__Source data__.
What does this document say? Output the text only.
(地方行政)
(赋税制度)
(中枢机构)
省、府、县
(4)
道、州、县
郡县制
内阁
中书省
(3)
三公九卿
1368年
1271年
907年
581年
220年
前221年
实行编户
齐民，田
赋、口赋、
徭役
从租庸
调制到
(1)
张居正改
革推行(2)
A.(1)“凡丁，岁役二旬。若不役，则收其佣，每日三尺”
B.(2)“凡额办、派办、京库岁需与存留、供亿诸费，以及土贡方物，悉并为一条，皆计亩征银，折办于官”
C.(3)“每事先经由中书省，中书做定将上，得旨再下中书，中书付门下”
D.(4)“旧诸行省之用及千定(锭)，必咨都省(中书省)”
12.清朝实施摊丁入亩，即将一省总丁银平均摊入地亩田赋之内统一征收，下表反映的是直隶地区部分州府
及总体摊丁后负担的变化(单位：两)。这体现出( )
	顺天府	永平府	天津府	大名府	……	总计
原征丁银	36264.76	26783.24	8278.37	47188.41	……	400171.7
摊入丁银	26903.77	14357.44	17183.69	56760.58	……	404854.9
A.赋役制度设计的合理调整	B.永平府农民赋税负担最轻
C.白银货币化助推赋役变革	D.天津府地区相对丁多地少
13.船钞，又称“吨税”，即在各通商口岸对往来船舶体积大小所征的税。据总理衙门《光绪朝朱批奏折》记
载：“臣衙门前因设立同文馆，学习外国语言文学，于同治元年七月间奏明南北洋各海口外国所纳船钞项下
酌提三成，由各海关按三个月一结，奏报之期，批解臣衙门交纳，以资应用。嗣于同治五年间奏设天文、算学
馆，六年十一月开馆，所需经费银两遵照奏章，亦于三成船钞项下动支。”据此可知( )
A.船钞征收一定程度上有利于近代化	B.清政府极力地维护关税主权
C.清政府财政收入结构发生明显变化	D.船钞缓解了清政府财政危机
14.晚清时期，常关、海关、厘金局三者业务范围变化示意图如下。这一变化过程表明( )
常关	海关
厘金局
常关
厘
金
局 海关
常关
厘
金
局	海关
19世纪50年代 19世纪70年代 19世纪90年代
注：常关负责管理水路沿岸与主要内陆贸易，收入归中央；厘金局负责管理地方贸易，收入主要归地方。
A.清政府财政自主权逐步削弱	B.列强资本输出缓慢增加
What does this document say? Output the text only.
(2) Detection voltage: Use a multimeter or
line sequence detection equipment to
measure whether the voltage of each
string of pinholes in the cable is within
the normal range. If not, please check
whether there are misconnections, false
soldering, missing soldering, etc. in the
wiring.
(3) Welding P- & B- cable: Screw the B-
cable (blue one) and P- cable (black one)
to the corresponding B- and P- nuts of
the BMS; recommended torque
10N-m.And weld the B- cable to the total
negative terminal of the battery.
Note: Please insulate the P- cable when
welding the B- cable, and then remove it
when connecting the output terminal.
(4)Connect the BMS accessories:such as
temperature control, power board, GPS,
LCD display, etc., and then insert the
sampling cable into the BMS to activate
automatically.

__Goal__. List each line holding the string "terminal".

__The result__.
negative terminal of the battery.
when connecting the output terminal.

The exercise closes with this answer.